> _Extracted records_
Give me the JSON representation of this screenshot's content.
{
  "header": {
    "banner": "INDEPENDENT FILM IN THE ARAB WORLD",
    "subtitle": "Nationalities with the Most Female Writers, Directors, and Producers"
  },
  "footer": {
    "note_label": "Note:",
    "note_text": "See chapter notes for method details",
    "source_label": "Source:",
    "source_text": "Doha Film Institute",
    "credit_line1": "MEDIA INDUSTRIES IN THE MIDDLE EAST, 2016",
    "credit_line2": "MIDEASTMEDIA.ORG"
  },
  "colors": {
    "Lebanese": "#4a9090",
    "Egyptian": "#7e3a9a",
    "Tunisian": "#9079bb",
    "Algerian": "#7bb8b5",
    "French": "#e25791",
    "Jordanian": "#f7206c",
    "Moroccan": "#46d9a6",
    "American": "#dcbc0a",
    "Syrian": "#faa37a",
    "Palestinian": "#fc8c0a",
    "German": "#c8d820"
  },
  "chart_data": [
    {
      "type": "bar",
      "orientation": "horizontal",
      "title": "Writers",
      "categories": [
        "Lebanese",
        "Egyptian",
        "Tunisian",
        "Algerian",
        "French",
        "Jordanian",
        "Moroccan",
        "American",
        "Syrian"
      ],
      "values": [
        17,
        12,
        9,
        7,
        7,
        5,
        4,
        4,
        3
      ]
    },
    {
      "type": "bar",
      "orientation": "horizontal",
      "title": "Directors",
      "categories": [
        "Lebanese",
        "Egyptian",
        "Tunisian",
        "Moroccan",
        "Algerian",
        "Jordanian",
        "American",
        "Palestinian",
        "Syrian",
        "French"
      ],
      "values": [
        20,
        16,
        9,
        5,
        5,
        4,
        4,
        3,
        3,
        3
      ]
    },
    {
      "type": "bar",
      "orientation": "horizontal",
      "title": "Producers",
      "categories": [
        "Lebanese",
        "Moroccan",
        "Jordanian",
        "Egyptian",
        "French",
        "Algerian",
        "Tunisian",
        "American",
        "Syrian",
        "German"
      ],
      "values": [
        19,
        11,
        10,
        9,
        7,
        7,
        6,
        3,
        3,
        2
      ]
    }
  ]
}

> _Written task_
Extract each line of the material exactly as it stands.

> _Task answer_
Give me the JSON representation of this screenshot's content.
{
  "header": {
    "banner": "INDEPENDENT FILM IN THE ARAB WORLD",
    "subtitle": "Nationalities with the Most Female Writers, Directors, and Producers"
  },
  "footer": {
    "note_label": "Note:",
    "note_text": "See chapter notes for method details",
    "source_label": "Source:",
    "source_text": "Doha Film Institute",
    "credit_line1": "MEDIA INDUSTRIES IN THE MIDDLE EAST, 2016",
    "credit_line2": "MIDEASTMEDIA.ORG"
  },
  "colors": {
    "Lebanese": "#4a9090",
    "Egyptian": "#7e3a9a",
    "Tunisian": "#9079bb",
    "Algerian": "#7bb8b5",
    "French": "#e25791",
    "Jordanian": "#f7206c",
    "Moroccan": "#46d9a6",
    "American": "#dcbc0a",
    "Syrian": "#faa37a",
    "Palestinian": "#fc8c0a",
    "German": "#c8d820"
  },
  "chart_data": [
    {
      "type": "bar",
      "orientation": "horizontal",
      "title": "Writers",
      "categories": [
        "Lebanese",
        "Egyptian",
        "Tunisian",
        "Algerian",
        "French",
        "Jordanian",
        "Moroccan",
        "American",
        "Syrian"
      ],
      "values": [
        17,
        12,
        9,
        7,
        7,
        5,
        4,
        4,
        3
      ]
    },
    {
      "type": "bar",
      "orientation": "horizontal",
      "title": "Directors",
      "categories": [
        "Lebanese",
        "Egyptian",
        "Tunisian",
        "Moroccan",
        "Algerian",
        "Jordanian",
        "American",
        "Palestinian",
        "Syrian",
        "French"
      ],
      "values": [
        20,
        16,
        9,
        5,
        5,
        4,
        4,
        3,
        3,
        3
      ]
    },
    {
      "type": "bar",
      "orientation": "horizontal",
      "title": "Producers",
      "categories": [
        "Lebanese",
        "Moroccan",
        "Jordanian",
        "Egyptian",
        "French",
        "Algerian",
        "Tunisian",
        "American",
        "Syrian",
        "German"
      ],
      "values": [
        19,
        11,
        10,
        9,
        7,
        7,
        6,
        3,
        3,
        2
      ]
    }
  ]
}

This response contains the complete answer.